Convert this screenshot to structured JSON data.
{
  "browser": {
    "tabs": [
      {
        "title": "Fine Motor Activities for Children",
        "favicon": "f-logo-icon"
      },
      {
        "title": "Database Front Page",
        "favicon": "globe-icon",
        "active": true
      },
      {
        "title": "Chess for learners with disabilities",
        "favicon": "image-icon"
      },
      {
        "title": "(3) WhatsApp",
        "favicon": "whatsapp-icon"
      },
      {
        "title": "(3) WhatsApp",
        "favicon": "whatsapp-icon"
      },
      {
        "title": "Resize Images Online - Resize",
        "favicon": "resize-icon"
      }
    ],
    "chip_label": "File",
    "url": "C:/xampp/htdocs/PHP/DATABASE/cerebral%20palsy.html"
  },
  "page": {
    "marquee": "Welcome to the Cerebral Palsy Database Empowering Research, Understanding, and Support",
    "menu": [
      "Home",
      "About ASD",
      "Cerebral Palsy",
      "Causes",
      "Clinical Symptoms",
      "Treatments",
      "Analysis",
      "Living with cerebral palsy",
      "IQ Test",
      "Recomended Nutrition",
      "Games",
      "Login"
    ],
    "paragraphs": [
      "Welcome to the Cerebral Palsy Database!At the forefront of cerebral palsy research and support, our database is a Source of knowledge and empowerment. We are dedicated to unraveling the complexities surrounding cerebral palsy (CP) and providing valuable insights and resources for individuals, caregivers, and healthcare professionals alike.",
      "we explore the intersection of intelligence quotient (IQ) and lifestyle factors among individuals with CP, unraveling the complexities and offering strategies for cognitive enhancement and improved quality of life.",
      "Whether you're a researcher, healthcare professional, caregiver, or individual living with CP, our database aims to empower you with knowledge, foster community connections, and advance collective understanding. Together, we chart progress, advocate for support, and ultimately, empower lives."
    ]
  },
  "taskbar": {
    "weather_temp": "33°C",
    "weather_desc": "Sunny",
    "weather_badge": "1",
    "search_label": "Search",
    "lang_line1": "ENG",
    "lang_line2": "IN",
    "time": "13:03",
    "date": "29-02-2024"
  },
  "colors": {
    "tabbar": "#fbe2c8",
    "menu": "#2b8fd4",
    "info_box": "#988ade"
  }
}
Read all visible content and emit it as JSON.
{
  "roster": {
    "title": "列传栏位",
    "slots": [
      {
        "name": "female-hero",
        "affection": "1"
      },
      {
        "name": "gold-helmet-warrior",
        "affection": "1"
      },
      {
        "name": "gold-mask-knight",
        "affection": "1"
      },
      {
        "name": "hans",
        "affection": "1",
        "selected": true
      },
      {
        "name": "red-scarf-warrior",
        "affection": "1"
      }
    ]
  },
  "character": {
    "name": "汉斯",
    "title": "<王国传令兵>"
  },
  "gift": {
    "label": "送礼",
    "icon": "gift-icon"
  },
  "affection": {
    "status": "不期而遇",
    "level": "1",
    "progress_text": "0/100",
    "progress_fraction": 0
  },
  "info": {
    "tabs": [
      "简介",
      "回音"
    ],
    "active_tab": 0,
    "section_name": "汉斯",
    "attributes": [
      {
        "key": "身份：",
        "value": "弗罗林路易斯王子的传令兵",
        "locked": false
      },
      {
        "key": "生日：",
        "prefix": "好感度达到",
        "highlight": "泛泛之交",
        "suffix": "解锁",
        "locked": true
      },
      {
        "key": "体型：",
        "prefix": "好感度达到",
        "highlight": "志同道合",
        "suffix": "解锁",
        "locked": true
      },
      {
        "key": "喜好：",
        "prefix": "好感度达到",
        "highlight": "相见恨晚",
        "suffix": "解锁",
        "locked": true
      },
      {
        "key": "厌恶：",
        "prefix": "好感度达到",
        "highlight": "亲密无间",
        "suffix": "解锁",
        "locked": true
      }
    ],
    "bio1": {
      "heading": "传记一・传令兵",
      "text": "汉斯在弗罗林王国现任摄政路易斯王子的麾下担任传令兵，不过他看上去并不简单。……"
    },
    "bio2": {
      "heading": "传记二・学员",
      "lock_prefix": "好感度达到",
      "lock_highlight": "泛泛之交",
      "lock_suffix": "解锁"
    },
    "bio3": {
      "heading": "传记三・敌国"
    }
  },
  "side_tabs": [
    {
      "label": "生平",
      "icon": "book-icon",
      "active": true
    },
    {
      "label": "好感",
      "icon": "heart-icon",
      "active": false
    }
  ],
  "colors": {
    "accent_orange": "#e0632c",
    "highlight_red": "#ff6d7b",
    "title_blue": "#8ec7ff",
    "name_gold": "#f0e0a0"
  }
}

- - - -

(What needs to be done)
Scan the data above; copy every line where "泛泛之交" appears.

(The response)
        "highlight": "泛泛之交",
      "lock_highlight": "泛泛之交",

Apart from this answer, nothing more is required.